EXERCISE: Reproduce each line that includes the word "Number".

================================

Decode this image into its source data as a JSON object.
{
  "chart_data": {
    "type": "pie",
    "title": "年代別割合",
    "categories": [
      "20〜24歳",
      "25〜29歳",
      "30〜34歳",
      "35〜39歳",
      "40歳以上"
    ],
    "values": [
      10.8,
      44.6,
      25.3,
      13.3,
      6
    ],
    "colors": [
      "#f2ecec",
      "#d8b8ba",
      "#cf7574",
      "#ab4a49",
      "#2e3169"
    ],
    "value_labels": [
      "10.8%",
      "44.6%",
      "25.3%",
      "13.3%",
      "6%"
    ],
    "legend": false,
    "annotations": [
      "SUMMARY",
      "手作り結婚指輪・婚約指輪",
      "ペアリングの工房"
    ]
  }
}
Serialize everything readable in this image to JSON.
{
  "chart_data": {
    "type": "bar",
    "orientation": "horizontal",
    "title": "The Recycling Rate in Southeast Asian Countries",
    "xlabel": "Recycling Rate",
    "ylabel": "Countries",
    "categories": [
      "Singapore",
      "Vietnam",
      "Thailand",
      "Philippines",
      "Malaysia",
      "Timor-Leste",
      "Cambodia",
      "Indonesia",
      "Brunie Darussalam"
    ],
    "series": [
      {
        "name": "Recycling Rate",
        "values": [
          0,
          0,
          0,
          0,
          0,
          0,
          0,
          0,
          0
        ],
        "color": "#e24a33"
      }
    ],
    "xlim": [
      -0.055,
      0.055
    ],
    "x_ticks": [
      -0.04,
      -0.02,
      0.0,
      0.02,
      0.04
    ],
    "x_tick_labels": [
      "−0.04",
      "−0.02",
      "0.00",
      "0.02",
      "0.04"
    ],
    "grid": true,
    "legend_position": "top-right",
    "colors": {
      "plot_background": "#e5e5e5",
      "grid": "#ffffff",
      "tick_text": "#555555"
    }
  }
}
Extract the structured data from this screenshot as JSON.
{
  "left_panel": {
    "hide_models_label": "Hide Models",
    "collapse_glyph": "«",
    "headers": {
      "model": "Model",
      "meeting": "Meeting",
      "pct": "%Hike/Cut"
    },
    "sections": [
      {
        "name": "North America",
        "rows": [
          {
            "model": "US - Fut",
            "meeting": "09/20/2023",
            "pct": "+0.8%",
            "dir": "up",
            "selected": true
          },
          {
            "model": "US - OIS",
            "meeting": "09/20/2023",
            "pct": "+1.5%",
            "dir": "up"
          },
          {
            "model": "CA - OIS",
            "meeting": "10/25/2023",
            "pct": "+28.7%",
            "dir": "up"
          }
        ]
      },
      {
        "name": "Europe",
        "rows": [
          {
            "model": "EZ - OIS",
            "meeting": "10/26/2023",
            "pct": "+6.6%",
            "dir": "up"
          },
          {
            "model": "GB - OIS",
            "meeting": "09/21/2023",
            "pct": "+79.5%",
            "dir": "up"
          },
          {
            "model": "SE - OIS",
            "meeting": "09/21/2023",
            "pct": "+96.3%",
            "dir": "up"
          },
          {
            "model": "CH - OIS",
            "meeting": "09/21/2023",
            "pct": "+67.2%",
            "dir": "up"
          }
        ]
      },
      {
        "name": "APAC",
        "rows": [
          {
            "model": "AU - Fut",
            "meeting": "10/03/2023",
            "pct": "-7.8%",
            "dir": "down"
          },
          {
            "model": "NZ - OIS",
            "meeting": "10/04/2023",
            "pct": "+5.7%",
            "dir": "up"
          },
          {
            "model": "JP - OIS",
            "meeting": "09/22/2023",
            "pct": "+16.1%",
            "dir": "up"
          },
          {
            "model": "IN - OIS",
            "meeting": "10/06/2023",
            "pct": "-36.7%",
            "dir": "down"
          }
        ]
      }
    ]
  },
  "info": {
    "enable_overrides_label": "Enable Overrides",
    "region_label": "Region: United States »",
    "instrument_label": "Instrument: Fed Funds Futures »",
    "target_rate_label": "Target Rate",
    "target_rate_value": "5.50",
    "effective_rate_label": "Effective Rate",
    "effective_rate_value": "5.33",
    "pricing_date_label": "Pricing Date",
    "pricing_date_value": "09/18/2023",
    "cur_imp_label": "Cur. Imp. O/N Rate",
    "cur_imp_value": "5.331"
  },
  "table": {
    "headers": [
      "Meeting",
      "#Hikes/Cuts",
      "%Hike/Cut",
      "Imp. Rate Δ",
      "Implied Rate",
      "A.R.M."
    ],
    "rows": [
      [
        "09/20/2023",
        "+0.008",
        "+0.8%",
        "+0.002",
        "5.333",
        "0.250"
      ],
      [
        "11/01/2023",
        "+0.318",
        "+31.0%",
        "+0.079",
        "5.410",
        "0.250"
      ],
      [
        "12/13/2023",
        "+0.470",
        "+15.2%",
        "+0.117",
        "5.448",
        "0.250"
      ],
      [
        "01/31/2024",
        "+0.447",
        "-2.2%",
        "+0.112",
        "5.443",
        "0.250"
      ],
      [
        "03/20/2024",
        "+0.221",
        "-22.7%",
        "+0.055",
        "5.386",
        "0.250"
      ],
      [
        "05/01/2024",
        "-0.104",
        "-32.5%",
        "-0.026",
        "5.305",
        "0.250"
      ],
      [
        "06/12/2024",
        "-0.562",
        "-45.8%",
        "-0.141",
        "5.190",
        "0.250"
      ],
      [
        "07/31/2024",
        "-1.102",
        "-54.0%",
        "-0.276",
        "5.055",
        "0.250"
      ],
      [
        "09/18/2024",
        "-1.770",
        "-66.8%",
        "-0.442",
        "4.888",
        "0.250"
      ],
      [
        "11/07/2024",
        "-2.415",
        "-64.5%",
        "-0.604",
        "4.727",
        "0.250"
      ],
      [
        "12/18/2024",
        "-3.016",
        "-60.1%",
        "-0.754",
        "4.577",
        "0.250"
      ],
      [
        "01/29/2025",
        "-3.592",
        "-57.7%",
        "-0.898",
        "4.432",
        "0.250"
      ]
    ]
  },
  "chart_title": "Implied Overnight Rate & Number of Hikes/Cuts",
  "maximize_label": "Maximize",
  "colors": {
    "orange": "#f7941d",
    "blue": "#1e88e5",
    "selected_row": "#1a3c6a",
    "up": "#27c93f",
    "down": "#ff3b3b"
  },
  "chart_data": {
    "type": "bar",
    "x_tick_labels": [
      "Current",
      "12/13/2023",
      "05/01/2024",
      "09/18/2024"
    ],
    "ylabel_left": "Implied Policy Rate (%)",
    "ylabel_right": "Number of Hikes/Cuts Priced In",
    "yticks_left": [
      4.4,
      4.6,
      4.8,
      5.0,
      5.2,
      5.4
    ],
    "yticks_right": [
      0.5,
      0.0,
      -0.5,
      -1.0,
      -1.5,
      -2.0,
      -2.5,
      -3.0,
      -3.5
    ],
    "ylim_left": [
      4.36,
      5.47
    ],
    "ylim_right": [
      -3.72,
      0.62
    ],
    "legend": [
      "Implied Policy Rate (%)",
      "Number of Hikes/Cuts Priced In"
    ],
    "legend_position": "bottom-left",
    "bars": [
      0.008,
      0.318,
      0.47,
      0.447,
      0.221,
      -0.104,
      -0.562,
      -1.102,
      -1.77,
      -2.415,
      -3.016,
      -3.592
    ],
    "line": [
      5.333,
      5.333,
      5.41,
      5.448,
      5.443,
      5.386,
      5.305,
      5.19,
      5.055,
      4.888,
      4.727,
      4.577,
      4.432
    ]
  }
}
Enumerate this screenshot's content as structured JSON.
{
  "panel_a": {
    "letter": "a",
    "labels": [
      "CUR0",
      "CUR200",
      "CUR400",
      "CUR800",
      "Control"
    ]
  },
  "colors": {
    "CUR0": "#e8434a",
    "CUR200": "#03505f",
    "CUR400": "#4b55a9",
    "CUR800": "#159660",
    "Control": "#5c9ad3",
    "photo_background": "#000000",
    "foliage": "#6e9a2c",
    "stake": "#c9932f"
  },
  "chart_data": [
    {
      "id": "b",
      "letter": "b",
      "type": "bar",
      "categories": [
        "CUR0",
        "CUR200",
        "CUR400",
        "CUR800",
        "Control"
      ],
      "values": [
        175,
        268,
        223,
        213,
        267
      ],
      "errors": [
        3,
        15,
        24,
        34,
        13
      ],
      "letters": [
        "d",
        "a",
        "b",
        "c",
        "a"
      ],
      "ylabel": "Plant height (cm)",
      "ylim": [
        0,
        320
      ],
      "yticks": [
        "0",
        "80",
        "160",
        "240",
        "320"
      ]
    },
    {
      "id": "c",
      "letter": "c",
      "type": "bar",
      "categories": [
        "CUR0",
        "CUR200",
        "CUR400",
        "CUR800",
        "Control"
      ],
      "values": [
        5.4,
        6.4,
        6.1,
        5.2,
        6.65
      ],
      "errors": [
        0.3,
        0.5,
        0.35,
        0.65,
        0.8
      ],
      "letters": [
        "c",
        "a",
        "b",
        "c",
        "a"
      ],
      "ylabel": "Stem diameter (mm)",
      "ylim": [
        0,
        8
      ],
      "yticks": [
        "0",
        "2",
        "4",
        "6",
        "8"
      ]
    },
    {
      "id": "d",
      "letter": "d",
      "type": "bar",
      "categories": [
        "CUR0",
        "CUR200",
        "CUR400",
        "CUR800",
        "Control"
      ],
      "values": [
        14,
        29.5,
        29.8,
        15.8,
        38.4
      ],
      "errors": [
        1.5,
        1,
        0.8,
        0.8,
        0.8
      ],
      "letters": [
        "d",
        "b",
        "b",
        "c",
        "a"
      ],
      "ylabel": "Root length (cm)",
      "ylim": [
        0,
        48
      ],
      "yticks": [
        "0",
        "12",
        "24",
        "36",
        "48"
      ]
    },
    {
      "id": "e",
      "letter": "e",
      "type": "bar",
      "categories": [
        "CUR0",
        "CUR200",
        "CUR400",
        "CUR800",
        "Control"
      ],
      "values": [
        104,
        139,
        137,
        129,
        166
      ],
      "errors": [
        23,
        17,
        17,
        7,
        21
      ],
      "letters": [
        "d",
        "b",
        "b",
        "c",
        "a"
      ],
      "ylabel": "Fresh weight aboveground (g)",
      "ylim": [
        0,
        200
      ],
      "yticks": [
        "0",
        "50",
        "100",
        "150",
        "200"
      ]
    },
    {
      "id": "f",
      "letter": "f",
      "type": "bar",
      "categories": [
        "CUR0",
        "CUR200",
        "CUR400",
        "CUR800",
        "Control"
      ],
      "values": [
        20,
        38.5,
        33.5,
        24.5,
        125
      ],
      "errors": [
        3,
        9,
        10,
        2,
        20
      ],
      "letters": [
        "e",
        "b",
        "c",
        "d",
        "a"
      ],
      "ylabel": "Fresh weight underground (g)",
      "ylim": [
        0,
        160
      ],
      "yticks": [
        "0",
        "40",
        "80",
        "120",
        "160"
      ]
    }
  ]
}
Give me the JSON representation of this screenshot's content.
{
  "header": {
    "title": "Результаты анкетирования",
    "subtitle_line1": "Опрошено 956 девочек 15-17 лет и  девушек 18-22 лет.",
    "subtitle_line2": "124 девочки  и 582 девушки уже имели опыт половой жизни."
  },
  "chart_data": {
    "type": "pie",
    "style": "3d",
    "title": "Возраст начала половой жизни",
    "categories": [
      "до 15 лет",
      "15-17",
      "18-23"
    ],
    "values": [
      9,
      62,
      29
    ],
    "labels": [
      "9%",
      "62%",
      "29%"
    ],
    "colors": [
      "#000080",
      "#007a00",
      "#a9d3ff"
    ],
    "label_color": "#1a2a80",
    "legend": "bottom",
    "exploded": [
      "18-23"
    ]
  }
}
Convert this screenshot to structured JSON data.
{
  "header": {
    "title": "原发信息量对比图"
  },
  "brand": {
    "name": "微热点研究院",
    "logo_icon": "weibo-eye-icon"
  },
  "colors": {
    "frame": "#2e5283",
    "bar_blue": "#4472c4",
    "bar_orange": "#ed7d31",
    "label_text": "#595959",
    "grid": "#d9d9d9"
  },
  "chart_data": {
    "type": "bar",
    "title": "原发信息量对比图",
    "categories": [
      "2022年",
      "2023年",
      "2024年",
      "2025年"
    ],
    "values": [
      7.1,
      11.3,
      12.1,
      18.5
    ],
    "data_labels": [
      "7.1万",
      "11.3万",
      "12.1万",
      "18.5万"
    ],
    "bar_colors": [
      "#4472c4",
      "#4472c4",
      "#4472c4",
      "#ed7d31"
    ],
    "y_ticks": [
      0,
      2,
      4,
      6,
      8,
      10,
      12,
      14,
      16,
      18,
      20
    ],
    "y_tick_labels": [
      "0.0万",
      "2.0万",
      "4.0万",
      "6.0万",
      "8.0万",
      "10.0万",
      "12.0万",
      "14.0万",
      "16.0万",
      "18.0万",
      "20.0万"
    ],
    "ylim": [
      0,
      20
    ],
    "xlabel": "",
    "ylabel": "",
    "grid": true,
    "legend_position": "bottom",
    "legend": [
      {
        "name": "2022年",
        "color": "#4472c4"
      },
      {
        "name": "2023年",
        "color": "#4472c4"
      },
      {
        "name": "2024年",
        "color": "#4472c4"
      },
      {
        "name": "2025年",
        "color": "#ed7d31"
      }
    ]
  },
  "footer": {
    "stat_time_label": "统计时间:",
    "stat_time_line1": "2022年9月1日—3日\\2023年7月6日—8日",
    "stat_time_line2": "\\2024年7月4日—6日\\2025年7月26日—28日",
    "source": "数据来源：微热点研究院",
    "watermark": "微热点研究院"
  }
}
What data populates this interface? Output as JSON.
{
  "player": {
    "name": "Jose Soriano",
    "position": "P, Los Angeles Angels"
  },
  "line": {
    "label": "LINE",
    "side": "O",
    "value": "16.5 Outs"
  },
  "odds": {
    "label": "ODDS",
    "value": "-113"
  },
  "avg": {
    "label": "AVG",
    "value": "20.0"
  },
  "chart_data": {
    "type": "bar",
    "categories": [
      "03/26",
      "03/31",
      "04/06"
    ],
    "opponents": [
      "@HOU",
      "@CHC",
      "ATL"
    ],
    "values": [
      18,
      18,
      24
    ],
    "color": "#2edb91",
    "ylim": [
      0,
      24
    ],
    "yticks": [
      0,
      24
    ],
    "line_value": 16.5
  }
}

================================

SOLUTION TO THIS EXERCISE:
  "chart_title": "Implied Overnight Rate & Number of Hikes/Cuts",
    "ylabel_right": "Number of Hikes/Cuts Priced In",
      "Number of Hikes/Cuts Priced In"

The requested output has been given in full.